* _WHAT THE TASK REQUIRES_:
Can you pull out each line of the data below that includes the word "superficies"?

** begin **

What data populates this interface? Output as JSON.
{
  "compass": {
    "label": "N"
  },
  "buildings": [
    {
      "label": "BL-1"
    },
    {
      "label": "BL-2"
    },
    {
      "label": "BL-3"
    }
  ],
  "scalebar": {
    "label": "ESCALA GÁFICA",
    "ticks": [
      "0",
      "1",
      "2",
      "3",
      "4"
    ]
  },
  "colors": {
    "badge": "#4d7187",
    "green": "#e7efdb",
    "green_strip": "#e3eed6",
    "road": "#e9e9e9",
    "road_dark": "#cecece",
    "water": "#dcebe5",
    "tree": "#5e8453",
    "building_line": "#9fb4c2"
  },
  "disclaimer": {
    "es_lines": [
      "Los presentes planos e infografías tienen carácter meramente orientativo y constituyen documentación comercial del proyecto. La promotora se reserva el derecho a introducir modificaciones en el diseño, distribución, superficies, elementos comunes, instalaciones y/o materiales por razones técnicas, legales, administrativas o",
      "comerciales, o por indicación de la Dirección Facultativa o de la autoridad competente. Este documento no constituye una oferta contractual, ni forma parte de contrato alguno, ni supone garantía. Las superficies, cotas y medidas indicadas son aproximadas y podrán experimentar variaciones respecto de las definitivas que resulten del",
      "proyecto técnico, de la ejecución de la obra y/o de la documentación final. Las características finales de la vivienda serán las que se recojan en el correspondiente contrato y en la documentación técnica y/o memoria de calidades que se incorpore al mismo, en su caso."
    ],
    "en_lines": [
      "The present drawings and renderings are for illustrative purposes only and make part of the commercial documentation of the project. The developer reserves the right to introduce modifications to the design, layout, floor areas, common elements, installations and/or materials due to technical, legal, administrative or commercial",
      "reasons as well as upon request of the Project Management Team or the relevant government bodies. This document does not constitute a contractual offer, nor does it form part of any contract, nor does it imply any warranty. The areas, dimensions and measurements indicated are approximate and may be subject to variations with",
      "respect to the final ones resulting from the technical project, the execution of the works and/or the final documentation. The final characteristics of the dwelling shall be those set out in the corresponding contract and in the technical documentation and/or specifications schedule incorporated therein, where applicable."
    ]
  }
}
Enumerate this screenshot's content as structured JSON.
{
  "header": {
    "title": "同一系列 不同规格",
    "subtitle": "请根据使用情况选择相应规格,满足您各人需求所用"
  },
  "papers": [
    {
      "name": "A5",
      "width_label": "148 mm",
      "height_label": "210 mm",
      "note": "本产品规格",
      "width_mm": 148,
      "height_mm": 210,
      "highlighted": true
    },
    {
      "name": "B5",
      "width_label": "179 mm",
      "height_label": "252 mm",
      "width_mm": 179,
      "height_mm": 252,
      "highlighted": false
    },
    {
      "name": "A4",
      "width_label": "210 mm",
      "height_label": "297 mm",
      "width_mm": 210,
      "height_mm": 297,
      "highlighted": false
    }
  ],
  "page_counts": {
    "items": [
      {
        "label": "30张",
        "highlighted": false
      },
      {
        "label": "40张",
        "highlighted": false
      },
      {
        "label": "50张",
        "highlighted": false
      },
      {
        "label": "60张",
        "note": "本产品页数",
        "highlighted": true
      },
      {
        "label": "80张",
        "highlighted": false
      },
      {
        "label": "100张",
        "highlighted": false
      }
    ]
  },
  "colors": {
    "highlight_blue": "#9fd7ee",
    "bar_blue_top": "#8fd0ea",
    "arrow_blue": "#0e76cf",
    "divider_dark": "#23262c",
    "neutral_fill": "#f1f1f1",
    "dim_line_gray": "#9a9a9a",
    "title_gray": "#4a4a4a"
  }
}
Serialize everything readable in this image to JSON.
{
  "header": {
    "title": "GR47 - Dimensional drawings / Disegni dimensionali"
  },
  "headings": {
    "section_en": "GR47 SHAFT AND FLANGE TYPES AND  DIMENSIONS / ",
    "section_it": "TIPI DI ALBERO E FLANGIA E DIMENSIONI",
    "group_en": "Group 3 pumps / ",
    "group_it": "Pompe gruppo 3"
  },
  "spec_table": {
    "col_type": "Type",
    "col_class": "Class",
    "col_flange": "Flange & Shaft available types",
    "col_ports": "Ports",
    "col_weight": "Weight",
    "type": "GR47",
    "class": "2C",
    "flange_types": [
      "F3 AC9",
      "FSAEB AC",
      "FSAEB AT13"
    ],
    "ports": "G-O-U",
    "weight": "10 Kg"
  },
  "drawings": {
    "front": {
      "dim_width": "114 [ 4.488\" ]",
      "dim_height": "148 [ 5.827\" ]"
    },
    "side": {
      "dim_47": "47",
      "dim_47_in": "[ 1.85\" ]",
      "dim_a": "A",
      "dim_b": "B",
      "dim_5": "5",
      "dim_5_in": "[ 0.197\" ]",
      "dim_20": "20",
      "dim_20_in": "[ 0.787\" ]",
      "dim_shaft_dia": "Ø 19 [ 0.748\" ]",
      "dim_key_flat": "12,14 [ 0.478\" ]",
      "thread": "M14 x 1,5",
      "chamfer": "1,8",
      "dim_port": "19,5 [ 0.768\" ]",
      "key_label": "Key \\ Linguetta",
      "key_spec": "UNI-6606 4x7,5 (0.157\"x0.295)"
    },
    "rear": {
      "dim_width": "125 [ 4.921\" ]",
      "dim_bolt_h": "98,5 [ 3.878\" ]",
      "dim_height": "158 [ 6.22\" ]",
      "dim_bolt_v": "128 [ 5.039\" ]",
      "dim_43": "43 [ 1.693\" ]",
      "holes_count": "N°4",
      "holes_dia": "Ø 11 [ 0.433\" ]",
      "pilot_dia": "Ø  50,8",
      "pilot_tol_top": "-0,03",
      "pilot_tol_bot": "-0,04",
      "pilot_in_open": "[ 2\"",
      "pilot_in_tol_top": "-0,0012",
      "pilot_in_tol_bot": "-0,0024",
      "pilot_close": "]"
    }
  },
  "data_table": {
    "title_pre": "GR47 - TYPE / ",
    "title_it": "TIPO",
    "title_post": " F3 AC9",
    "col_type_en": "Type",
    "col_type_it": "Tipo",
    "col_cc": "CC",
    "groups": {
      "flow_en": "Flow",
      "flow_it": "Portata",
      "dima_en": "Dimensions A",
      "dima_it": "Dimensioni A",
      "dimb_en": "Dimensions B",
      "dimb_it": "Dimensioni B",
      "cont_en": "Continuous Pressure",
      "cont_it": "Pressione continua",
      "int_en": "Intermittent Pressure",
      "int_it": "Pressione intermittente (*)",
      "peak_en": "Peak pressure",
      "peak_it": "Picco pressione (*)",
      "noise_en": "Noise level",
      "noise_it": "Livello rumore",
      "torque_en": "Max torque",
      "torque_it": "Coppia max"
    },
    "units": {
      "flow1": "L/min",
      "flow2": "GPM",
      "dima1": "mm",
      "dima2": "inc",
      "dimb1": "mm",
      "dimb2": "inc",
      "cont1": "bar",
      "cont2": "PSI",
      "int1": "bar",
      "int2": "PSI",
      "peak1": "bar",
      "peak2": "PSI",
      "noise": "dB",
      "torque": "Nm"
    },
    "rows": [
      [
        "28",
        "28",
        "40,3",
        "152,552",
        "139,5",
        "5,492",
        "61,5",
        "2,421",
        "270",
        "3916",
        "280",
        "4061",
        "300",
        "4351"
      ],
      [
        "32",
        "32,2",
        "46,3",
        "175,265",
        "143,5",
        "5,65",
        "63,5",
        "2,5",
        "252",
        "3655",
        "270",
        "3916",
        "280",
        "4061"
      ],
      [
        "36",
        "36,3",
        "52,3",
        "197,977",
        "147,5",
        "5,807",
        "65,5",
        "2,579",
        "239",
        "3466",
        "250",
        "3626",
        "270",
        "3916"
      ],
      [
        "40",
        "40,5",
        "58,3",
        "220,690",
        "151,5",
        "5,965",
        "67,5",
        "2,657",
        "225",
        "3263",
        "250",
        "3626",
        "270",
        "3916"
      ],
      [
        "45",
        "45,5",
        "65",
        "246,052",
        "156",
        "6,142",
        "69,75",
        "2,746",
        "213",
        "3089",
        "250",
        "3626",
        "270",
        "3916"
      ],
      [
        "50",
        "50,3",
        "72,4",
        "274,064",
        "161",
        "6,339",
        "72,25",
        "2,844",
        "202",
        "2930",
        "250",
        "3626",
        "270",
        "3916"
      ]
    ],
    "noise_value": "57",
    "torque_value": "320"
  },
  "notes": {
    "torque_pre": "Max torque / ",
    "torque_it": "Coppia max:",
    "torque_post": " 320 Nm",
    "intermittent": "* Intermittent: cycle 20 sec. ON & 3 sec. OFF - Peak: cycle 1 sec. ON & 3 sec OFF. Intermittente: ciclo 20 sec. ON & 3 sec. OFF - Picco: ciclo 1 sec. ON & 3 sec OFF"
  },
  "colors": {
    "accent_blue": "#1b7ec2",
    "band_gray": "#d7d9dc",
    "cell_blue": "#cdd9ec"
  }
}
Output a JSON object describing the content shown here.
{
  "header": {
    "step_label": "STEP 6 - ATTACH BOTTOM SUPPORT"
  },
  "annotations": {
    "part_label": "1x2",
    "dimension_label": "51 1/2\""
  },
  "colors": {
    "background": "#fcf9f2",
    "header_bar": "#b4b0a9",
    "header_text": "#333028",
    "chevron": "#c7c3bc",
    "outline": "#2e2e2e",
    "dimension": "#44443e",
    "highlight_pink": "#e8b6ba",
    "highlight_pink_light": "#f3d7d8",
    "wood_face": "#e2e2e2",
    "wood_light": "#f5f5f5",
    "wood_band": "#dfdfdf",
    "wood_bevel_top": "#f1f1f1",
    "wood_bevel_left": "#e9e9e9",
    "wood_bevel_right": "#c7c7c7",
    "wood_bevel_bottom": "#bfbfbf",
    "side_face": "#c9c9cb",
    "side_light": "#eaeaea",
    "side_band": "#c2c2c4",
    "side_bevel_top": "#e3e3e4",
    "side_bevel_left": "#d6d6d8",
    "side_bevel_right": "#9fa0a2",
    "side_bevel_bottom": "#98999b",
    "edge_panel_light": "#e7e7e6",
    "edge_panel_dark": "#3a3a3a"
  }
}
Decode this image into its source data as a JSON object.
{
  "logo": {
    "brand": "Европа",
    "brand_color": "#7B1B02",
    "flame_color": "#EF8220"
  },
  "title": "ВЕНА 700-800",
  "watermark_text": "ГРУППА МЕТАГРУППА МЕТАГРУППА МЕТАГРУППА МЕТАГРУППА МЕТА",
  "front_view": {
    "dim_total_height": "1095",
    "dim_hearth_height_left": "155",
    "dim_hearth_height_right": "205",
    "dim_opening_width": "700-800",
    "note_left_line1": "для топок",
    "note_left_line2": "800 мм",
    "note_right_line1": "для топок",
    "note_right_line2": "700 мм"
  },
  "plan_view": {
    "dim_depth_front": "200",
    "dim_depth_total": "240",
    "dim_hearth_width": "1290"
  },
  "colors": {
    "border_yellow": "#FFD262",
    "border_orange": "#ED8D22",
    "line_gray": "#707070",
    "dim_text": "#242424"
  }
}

** end **

* _EXPECTED OUTPUT_:
      "Los presentes planos e infografías tienen carácter meramente orientativo y constituyen documentación comercial del proyecto. La promotora se reserva el derecho a introducir modificaciones en el diseño, distribución, superficies, elementos comunes, instalaciones y/o materiales por razones técnicas, legales, administrativas o",
      "comerciales, o por indicación de la Dirección Facultativa o de la autoridad competente. Este documento no constituye una oferta contractual, ni forma parte de contrato alguno, ni supone garantía. Las superficies, cotas y medidas indicadas son aproximadas y podrán experimentar variaciones respecto de las definitivas que resulten del",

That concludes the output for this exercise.